• **Work to do**
Only the pictures stay out; every record is to be quoted exactly.

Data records
+++
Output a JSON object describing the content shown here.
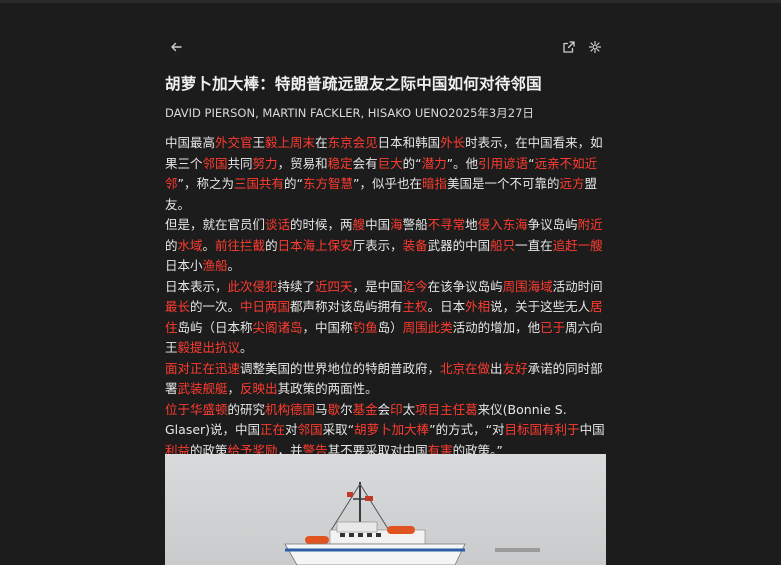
{
  "toolbar": {
    "back_icon": "arrow-left-icon",
    "open_external_icon": "open-external-icon",
    "settings_icon": "gear-icon"
  },
  "article": {
    "title": "胡萝卜加大棒：特朗普疏远盟友之际中国如何对待邻国",
    "byline": "DAVID PIERSON, MARTIN FACKLER, HISAKO UENO2025年3月27日",
    "highlight_color": "#ff3b30",
    "paragraphs": [
      [
        {
          "t": "中国最高",
          "h": false
        },
        {
          "t": "外交官",
          "h": true
        },
        {
          "t": "王",
          "h": false
        },
        {
          "t": "毅上周末",
          "h": true
        },
        {
          "t": "在",
          "h": false
        },
        {
          "t": "东京会见",
          "h": true
        },
        {
          "t": "日本和韩国",
          "h": false
        },
        {
          "t": "外长",
          "h": true
        },
        {
          "t": "时表示，在中国看来，如果三个",
          "h": false
        },
        {
          "t": "邻国",
          "h": true
        },
        {
          "t": "共同",
          "h": false
        },
        {
          "t": "努力",
          "h": true
        },
        {
          "t": "，贸易和",
          "h": false
        },
        {
          "t": "稳定",
          "h": true
        },
        {
          "t": "会有",
          "h": false
        },
        {
          "t": "巨大",
          "h": true
        },
        {
          "t": "的“",
          "h": false
        },
        {
          "t": "潜力",
          "h": true
        },
        {
          "t": "”。他",
          "h": false
        },
        {
          "t": "引用谚语",
          "h": true
        },
        {
          "t": "“",
          "h": false
        },
        {
          "t": "远亲不如近邻",
          "h": true
        },
        {
          "t": "”，称之为",
          "h": false
        },
        {
          "t": "三国共有",
          "h": true
        },
        {
          "t": "的“",
          "h": false
        },
        {
          "t": "东方智慧",
          "h": true
        },
        {
          "t": "”，似乎也在",
          "h": false
        },
        {
          "t": "暗指",
          "h": true
        },
        {
          "t": "美国是一个不可靠的",
          "h": false
        },
        {
          "t": "远方",
          "h": true
        },
        {
          "t": "盟友。",
          "h": false
        }
      ],
      [
        {
          "t": "但是，就在官员们",
          "h": false
        },
        {
          "t": "谈话",
          "h": true
        },
        {
          "t": "的时候，两",
          "h": false
        },
        {
          "t": "艘",
          "h": true
        },
        {
          "t": "中国",
          "h": false
        },
        {
          "t": "海",
          "h": true
        },
        {
          "t": "警船",
          "h": false
        },
        {
          "t": "不寻常",
          "h": true
        },
        {
          "t": "地",
          "h": false
        },
        {
          "t": "侵入东海",
          "h": true
        },
        {
          "t": "争议岛屿",
          "h": false
        },
        {
          "t": "附近",
          "h": true
        },
        {
          "t": "的",
          "h": false
        },
        {
          "t": "水域",
          "h": true
        },
        {
          "t": "。",
          "h": false
        },
        {
          "t": "前往拦截",
          "h": true
        },
        {
          "t": "的",
          "h": false
        },
        {
          "t": "日本海上保安",
          "h": true
        },
        {
          "t": "厅表示，",
          "h": false
        },
        {
          "t": "装备",
          "h": true
        },
        {
          "t": "武器的中国",
          "h": false
        },
        {
          "t": "船只",
          "h": true
        },
        {
          "t": "一直在",
          "h": false
        },
        {
          "t": "追赶一艘",
          "h": true
        },
        {
          "t": "日本小",
          "h": false
        },
        {
          "t": "渔船",
          "h": true
        },
        {
          "t": "。",
          "h": false
        }
      ],
      [
        {
          "t": "日本表示，",
          "h": false
        },
        {
          "t": "此次侵犯",
          "h": true
        },
        {
          "t": "持续了",
          "h": false
        },
        {
          "t": "近四天",
          "h": true
        },
        {
          "t": "，是中国",
          "h": false
        },
        {
          "t": "迄今",
          "h": true
        },
        {
          "t": "在该争议岛屿",
          "h": false
        },
        {
          "t": "周围海域",
          "h": true
        },
        {
          "t": "活动时间",
          "h": false
        },
        {
          "t": "最长",
          "h": true
        },
        {
          "t": "的一次。",
          "h": false
        },
        {
          "t": "中日两国",
          "h": true
        },
        {
          "t": "都声称对该岛屿拥有",
          "h": false
        },
        {
          "t": "主权",
          "h": true
        },
        {
          "t": "。日本",
          "h": false
        },
        {
          "t": "外相",
          "h": true
        },
        {
          "t": "说，关于这些无人",
          "h": false
        },
        {
          "t": "居住",
          "h": true
        },
        {
          "t": "岛屿（日本称",
          "h": false
        },
        {
          "t": "尖阁诸岛",
          "h": true
        },
        {
          "t": "，中国称",
          "h": false
        },
        {
          "t": "钓鱼",
          "h": true
        },
        {
          "t": "岛）",
          "h": false
        },
        {
          "t": "周围此类",
          "h": true
        },
        {
          "t": "活动的增加，他",
          "h": false
        },
        {
          "t": "已于",
          "h": true
        },
        {
          "t": "周六向王",
          "h": false
        },
        {
          "t": "毅提出抗议",
          "h": true
        },
        {
          "t": "。",
          "h": false
        }
      ],
      [
        {
          "t": "面对正在迅速",
          "h": true
        },
        {
          "t": "调整美国的世界地位的特朗普政府，",
          "h": false
        },
        {
          "t": "北京在做",
          "h": true
        },
        {
          "t": "出",
          "h": false
        },
        {
          "t": "友好",
          "h": true
        },
        {
          "t": "承诺的同时部署",
          "h": false
        },
        {
          "t": "武装舰艇",
          "h": true
        },
        {
          "t": "，",
          "h": false
        },
        {
          "t": "反映出",
          "h": true
        },
        {
          "t": "其政策的两面性。",
          "h": false
        }
      ],
      [
        {
          "t": "位于华盛顿",
          "h": true
        },
        {
          "t": "的研究",
          "h": false
        },
        {
          "t": "机构德国",
          "h": true
        },
        {
          "t": "马",
          "h": false
        },
        {
          "t": "歇",
          "h": true
        },
        {
          "t": "尔",
          "h": false
        },
        {
          "t": "基金",
          "h": true
        },
        {
          "t": "会",
          "h": false
        },
        {
          "t": "印",
          "h": true
        },
        {
          "t": "太",
          "h": false
        },
        {
          "t": "项目主任葛",
          "h": true
        },
        {
          "t": "来仪(Bonnie S. Glaser)说，中国",
          "h": false
        },
        {
          "t": "正在",
          "h": true
        },
        {
          "t": "对",
          "h": false
        },
        {
          "t": "邻国",
          "h": true
        },
        {
          "t": "采取“",
          "h": false
        },
        {
          "t": "胡萝卜加大棒",
          "h": true
        },
        {
          "t": "”的方式，“对",
          "h": false
        },
        {
          "t": "目标国有利于",
          "h": true
        },
        {
          "t": "中国",
          "h": false
        },
        {
          "t": "利益",
          "h": true
        },
        {
          "t": "的政策",
          "h": false
        },
        {
          "t": "给予奖励",
          "h": true
        },
        {
          "t": "，并",
          "h": false
        },
        {
          "t": "警告",
          "h": true
        },
        {
          "t": "其不要采取对中国",
          "h": false
        },
        {
          "t": "有害",
          "h": true
        },
        {
          "t": "的政策。”",
          "h": false
        }
      ]
    ]
  }
}
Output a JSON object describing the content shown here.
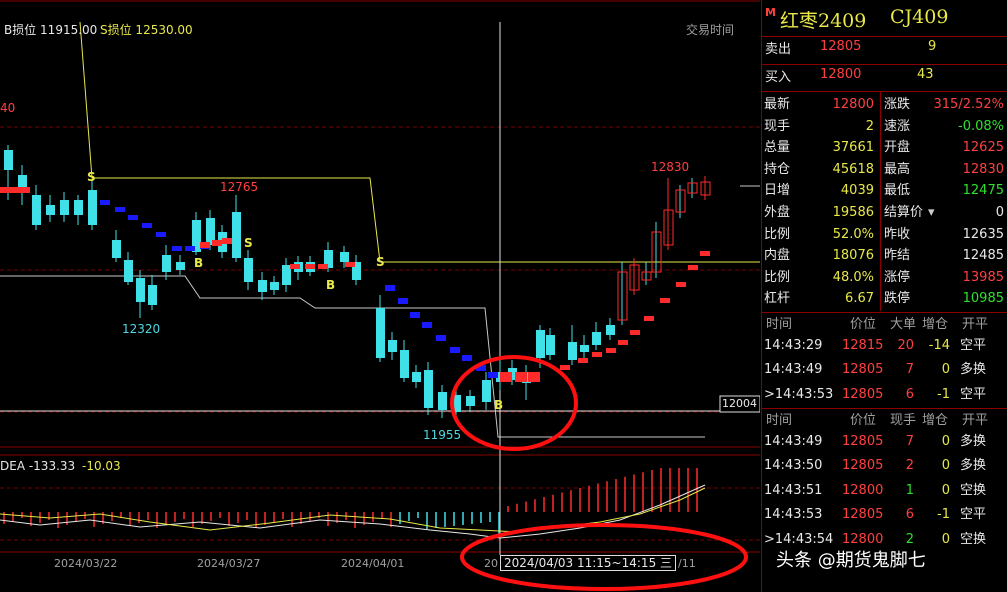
+++
• **Full output**
Output a JSON object describing the content shown here.
{
  "toolbar": {
    "back_icon": "arrow-left-icon",
    "open_external_icon": "open-external-icon",
    "settings_icon": "gear-icon"
  },
  "article": {
    "title": "胡萝卜加大棒：特朗普疏远盟友之际中国如何对待邻国",
    "byline": "DAVID PIERSON, MARTIN FACKLER, HISAKO UENO2025年3月27日",
    "highlight_color": "#ff3b30",
    "paragraphs": [
      [
        {
          "t": "中国最高",
          "h": false
        },
        {
          "t": "外交官",
          "h": true
        },
        {
          "t": "王",
          "h": false
        },
        {
          "t": "毅上周末",
          "h": true
        },
        {
          "t": "在",
          "h": false
        },
        {
          "t": "东京会见",
          "h": true
        },
        {
          "t": "日本和韩国",
          "h": false
        },
        {
          "t": "外长",
          "h": true
        },
        {
          "t": "时表示，在中国看来，如果三个",
          "h": false
        },
        {
          "t": "邻国",
          "h": true
        },
        {
          "t": "共同",
          "h": false
        },
        {
          "t": "努力",
          "h": true
        },
        {
          "t": "，贸易和",
          "h": false
        },
        {
          "t": "稳定",
          "h": true
        },
        {
          "t": "会有",
          "h": false
        },
        {
          "t": "巨大",
          "h": true
        },
        {
          "t": "的“",
          "h": false
        },
        {
          "t": "潜力",
          "h": true
        },
        {
          "t": "”。他",
          "h": false
        },
        {
          "t": "引用谚语",
          "h": true
        },
        {
          "t": "“",
          "h": false
        },
        {
          "t": "远亲不如近邻",
          "h": true
        },
        {
          "t": "”，称之为",
          "h": false
        },
        {
          "t": "三国共有",
          "h": true
        },
        {
          "t": "的“",
          "h": false
        },
        {
          "t": "东方智慧",
          "h": true
        },
        {
          "t": "”，似乎也在",
          "h": false
        },
        {
          "t": "暗指",
          "h": true
        },
        {
          "t": "美国是一个不可靠的",
          "h": false
        },
        {
          "t": "远方",
          "h": true
        },
        {
          "t": "盟友。",
          "h": false
        }
      ],
      [
        {
          "t": "但是，就在官员们",
          "h": false
        },
        {
          "t": "谈话",
          "h": true
        },
        {
          "t": "的时候，两",
          "h": false
        },
        {
          "t": "艘",
          "h": true
        },
        {
          "t": "中国",
          "h": false
        },
        {
          "t": "海",
          "h": true
        },
        {
          "t": "警船",
          "h": false
        },
        {
          "t": "不寻常",
          "h": true
        },
        {
          "t": "地",
          "h": false
        },
        {
          "t": "侵入东海",
          "h": true
        },
        {
          "t": "争议岛屿",
          "h": false
        },
        {
          "t": "附近",
          "h": true
        },
        {
          "t": "的",
          "h": false
        },
        {
          "t": "水域",
          "h": true
        },
        {
          "t": "。",
          "h": false
        },
        {
          "t": "前往拦截",
          "h": true
        },
        {
          "t": "的",
          "h": false
        },
        {
          "t": "日本海上保安",
          "h": true
        },
        {
          "t": "厅表示，",
          "h": false
        },
        {
          "t": "装备",
          "h": true
        },
        {
          "t": "武器的中国",
          "h": false
        },
        {
          "t": "船只",
          "h": true
        },
        {
          "t": "一直在",
          "h": false
        },
        {
          "t": "追赶一艘",
          "h": true
        },
        {
          "t": "日本小",
          "h": false
        },
        {
          "t": "渔船",
          "h": true
        },
        {
          "t": "。",
          "h": false
        }
      ],
      [
        {
          "t": "日本表示，",
          "h": false
        },
        {
          "t": "此次侵犯",
          "h": true
        },
        {
          "t": "持续了",
          "h": false
        },
        {
          "t": "近四天",
          "h": true
        },
        {
          "t": "，是中国",
          "h": false
        },
        {
          "t": "迄今",
          "h": true
        },
        {
          "t": "在该争议岛屿",
          "h": false
        },
        {
          "t": "周围海域",
          "h": true
        },
        {
          "t": "活动时间",
          "h": false
        },
        {
          "t": "最长",
          "h": true
        },
        {
          "t": "的一次。",
          "h": false
        },
        {
          "t": "中日两国",
          "h": true
        },
        {
          "t": "都声称对该岛屿拥有",
          "h": false
        },
        {
          "t": "主权",
          "h": true
        },
        {
          "t": "。日本",
          "h": false
        },
        {
          "t": "外相",
          "h": true
        },
        {
          "t": "说，关于这些无人",
          "h": false
        },
        {
          "t": "居住",
          "h": true
        },
        {
          "t": "岛屿（日本称",
          "h": false
        },
        {
          "t": "尖阁诸岛",
          "h": true
        },
        {
          "t": "，中国称",
          "h": false
        },
        {
          "t": "钓鱼",
          "h": true
        },
        {
          "t": "岛）",
          "h": false
        },
        {
          "t": "周围此类",
          "h": true
        },
        {
          "t": "活动的增加，他",
          "h": false
        },
        {
          "t": "已于",
          "h": true
        },
        {
          "t": "周六向王",
          "h": false
        },
        {
          "t": "毅提出抗议",
          "h": true
        },
        {
          "t": "。",
          "h": false
        }
      ],
      [
        {
          "t": "面对正在迅速",
          "h": true
        },
        {
          "t": "调整美国的世界地位的特朗普政府，",
          "h": false
        },
        {
          "t": "北京在做",
          "h": true
        },
        {
          "t": "出",
          "h": false
        },
        {
          "t": "友好",
          "h": true
        },
        {
          "t": "承诺的同时部署",
          "h": false
        },
        {
          "t": "武装舰艇",
          "h": true
        },
        {
          "t": "，",
          "h": false
        },
        {
          "t": "反映出",
          "h": true
        },
        {
          "t": "其政策的两面性。",
          "h": false
        }
      ],
      [
        {
          "t": "位于华盛顿",
          "h": true
        },
        {
          "t": "的研究",
          "h": false
        },
        {
          "t": "机构德国",
          "h": true
        },
        {
          "t": "马",
          "h": false
        },
        {
          "t": "歇",
          "h": true
        },
        {
          "t": "尔",
          "h": false
        },
        {
          "t": "基金",
          "h": true
        },
        {
          "t": "会",
          "h": false
        },
        {
          "t": "印",
          "h": true
        },
        {
          "t": "太",
          "h": false
        },
        {
          "t": "项目主任葛",
          "h": true
        },
        {
          "t": "来仪(Bonnie S. Glaser)说，中国",
          "h": false
        },
        {
          "t": "正在",
          "h": true
        },
        {
          "t": "对",
          "h": false
        },
        {
          "t": "邻国",
          "h": true
        },
        {
          "t": "采取“",
          "h": false
        },
        {
          "t": "胡萝卜加大棒",
          "h": true
        },
        {
          "t": "”的方式，“对",
          "h": false
        },
        {
          "t": "目标国有利于",
          "h": true
        },
        {
          "t": "中国",
          "h": false
        },
        {
          "t": "利益",
          "h": true
        },
        {
          "t": "的政策",
          "h": false
        },
        {
          "t": "给予奖励",
          "h": true
        },
        {
          "t": "，并",
          "h": false
        },
        {
          "t": "警告",
          "h": true
        },
        {
          "t": "其不要采取对中国",
          "h": false
        },
        {
          "t": "有害",
          "h": true
        },
        {
          "t": "的政策。”",
          "h": false
        }
      ]
    ]
  }
}
Output a JSON object describing the content shown here.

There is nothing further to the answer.